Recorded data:
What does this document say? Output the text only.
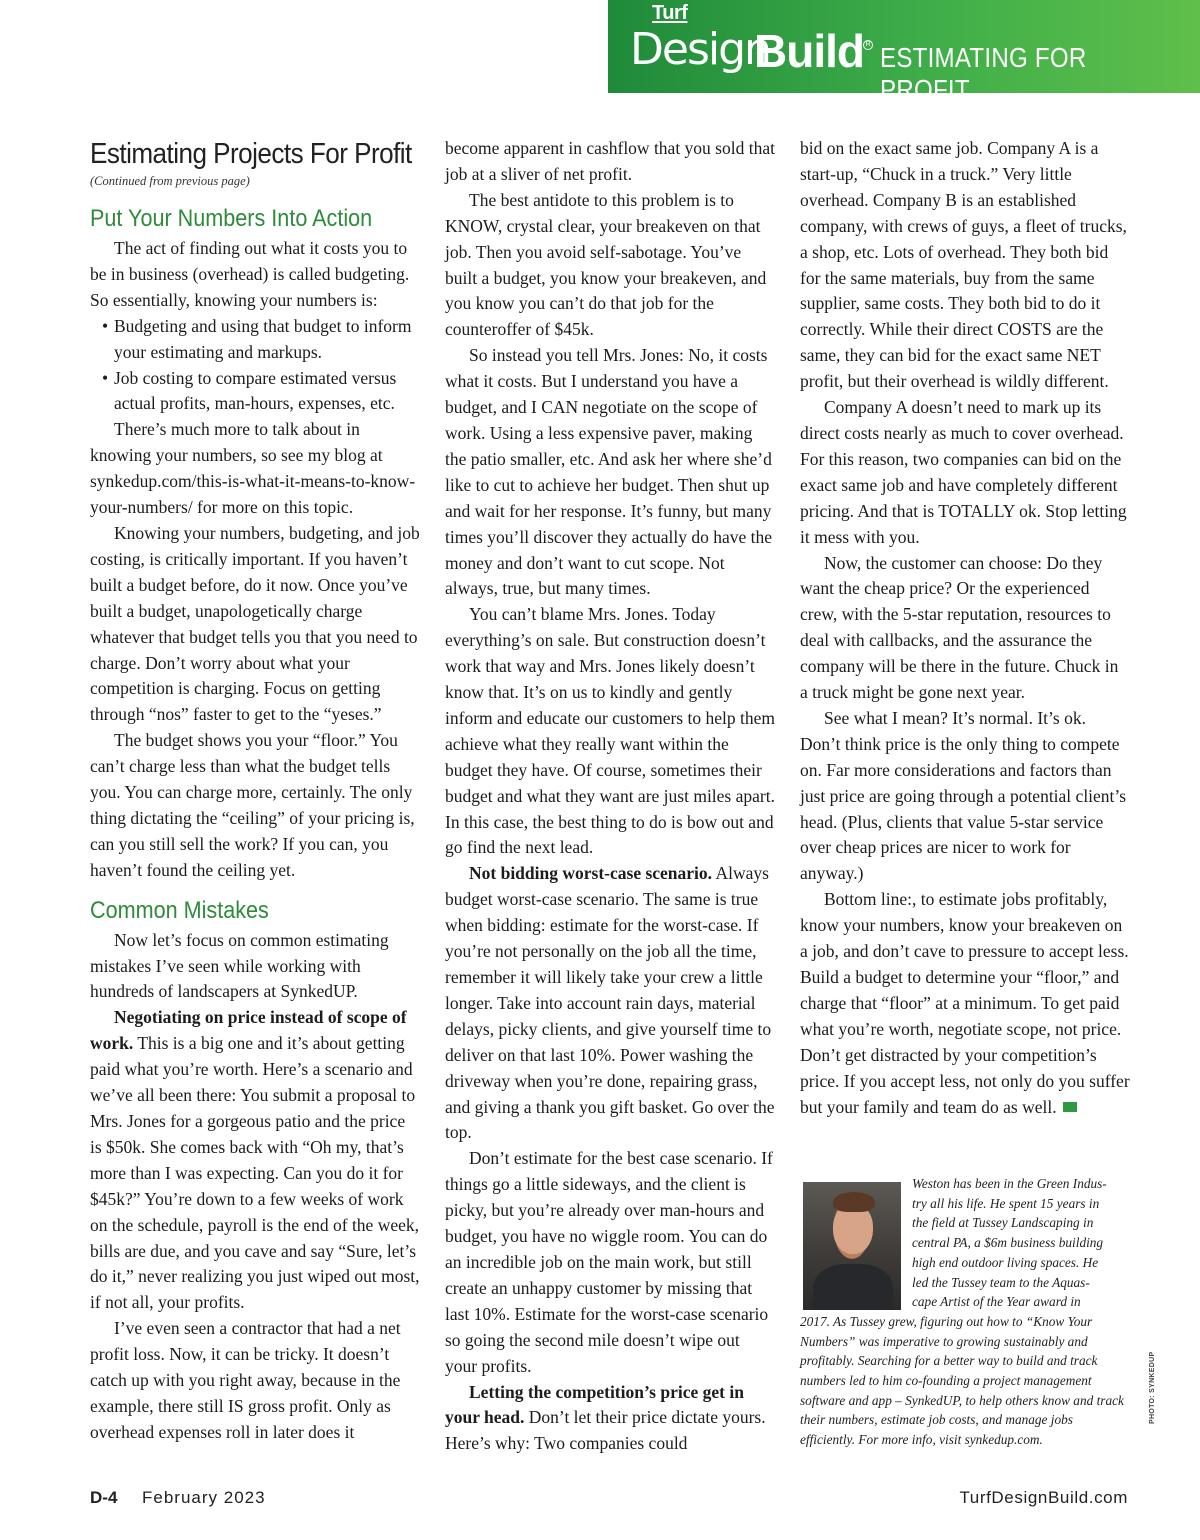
Turf
Design
Build R ESTIMATING FOR PROFIT
Estimating Projects For Profit
(Continued from previous page)
Put Your Numbers Into Action

The act of finding out what it costs you to be in business (overhead) is called budgeting. So essentially, knowing your numbers is:

• Budgeting and using that budget to inform your estimating and markups.
• Job costing to compare estimated versus actual profits, man-hours, expenses, etc.

There’s much more to talk about in knowing your numbers, so see my blog at synkedup.com/this-is-what-it-means-to-know-your-numbers/ for more on this topic.

Knowing your numbers, budgeting, and job costing, is critically important. If you haven’t built a budget before, do it now. Once you’ve built a budget, unapologetically charge whatever that budget tells you that you need to charge. Don’t worry about what your competition is charging. Focus on getting through “nos” faster to get to the “yeses.”

The budget shows you your “floor.” You can’t charge less than what the budget tells you. You can charge more, certainly. The only thing dictating the “ceiling” of your pricing is, can you still sell the work? If you can, you haven’t found the ceiling yet.

Common Mistakes

Now let’s focus on common estimating mistakes I’ve seen while working with hundreds of landscapers at SynkedUP.

Negotiating on price instead of scope of work. This is a big one and it’s about getting paid what you’re worth. Here’s a scenario and we’ve all been there: You submit a proposal to Mrs. Jones for a gorgeous patio and the price is $50k. She comes back with “Oh my, that’s more than I was expecting. Can you do it for $45k?” You’re down to a few weeks of work on the schedule, payroll is the end of the week, bills are due, and you cave and say “Sure, let’s do it,” never realizing you just wiped out most, if not all, your profits.

I’ve even seen a contractor that had a net profit loss. Now, it can be tricky. It doesn’t catch up with you right away, because in the example, there still IS gross profit. Only as overhead expenses roll in later does it

become apparent in cashflow that you sold that job at a sliver of net profit.

The best antidote to this problem is to KNOW, crystal clear, your breakeven on that job. Then you avoid self-sabotage. You’ve built a budget, you know your breakeven, and you know you can’t do that job for the counteroffer of $45k.

So instead you tell Mrs. Jones: No, it costs what it costs. But I understand you have a budget, and I CAN negotiate on the scope of work. Using a less expensive paver, making the patio smaller, etc. And ask her where she’d like to cut to achieve her budget. Then shut up and wait for her response. It’s funny, but many times you’ll discover they actually do have the money and don’t want to cut scope. Not always, true, but many times.

You can’t blame Mrs. Jones. Today everything’s on sale. But construction doesn’t work that way and Mrs. Jones likely doesn’t know that. It’s on us to kindly and gently inform and educate our customers to help them achieve what they really want within the budget they have. Of course, sometimes their budget and what they want are just miles apart. In this case, the best thing to do is bow out and go find the next lead.

Not bidding worst-case scenario. Always budget worst-case scenario. The same is true when bidding: estimate for the worst-case. If you’re not personally on the job all the time, remember it will likely take your crew a little longer. Take into account rain days, material delays, picky clients, and give yourself time to deliver on that last 10%. Power washing the driveway when you’re done, repairing grass, and giving a thank you gift basket. Go over the top.

Don’t estimate for the best case scenario. If things go a little sideways, and the client is picky, but you’re already over man-hours and budget, you have no wiggle room. You can do an incredible job on the main work, but still create an unhappy customer by missing that last 10%. Estimate for the worst-case scenario so going the second mile doesn’t wipe out your profits.

Letting the competition’s price get in your head. Don’t let their price dictate yours. Here’s why: Two companies could

bid on the exact same job. Company A is a start-up, “Chuck in a truck.” Very little overhead. Company B is an established company, with crews of guys, a fleet of trucks, a shop, etc. Lots of overhead. They both bid for the same materials, buy from the same supplier, same costs. They both bid to do it correctly. While their direct COSTS are the same, they can bid for the exact same NET profit, but their overhead is wildly different.

Company A doesn’t need to mark up its direct costs nearly as much to cover overhead. For this reason, two companies can bid on the exact same job and have completely different pricing. And that is TOTALLY ok. Stop letting it mess with you.

Now, the customer can choose: Do they want the cheap price? Or the experienced crew, with the 5-star reputation, resources to deal with callbacks, and the assurance the company will be there in the future. Chuck in a truck might be gone next year.

See what I mean? It’s normal. It’s ok. Don’t think price is the only thing to compete on. Far more considerations and factors than just price are going through a potential client’s head. (Plus, clients that value 5-star service over cheap prices are nicer to work for anyway.)

Bottom line:, to estimate jobs profitably, know your numbers, know your breakeven on a job, and don’t cave to pressure to accept less. Build a budget to determine your “floor,” and charge that “floor” at a minimum. To get paid what you’re worth, negotiate scope, not price. Don’t get distracted by your competition’s price. If you accept less, not only do you suffer but your family and team do as well.

Weston has been in the Green Indus-
try all his life. He spent 15 years in
the field at Tussey Landscaping in
central PA, a $6m business building
high end outdoor living spaces. He
led the Tussey team to the Aquas-
cape Artist of the Year award in
2017. As Tussey grew, figuring out how to “Know Your Numbers” was imperative to growing sustainably and profitably. Searching for a better way to build and track numbers led to him co-founding a project management software and app – SynkedUP, to help others know and track their numbers, estimate job costs, and manage jobs efficiently. For more info, visit synkedup.com.
PHOTO: SYNKEDUP
D-4 February 2023	TurfDesignBuild.com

TASK TO CARRY OUT —
Go through the records above and copy every line with the word "hours".

FINISHED EXERCISE —
• Job costing to compare estimated versus actual profits, man-hours, expenses, etc.
Don’t estimate for the best case scenario. If things go a little sideways, and the client is picky, but you’re already over man-hours and budget, you have no wiggle room. You can do an incredible job on the main work, but still create an unhappy customer by missing that last 10%. Estimate for the worst-case scenario so going the second mile doesn’t wipe out your profits.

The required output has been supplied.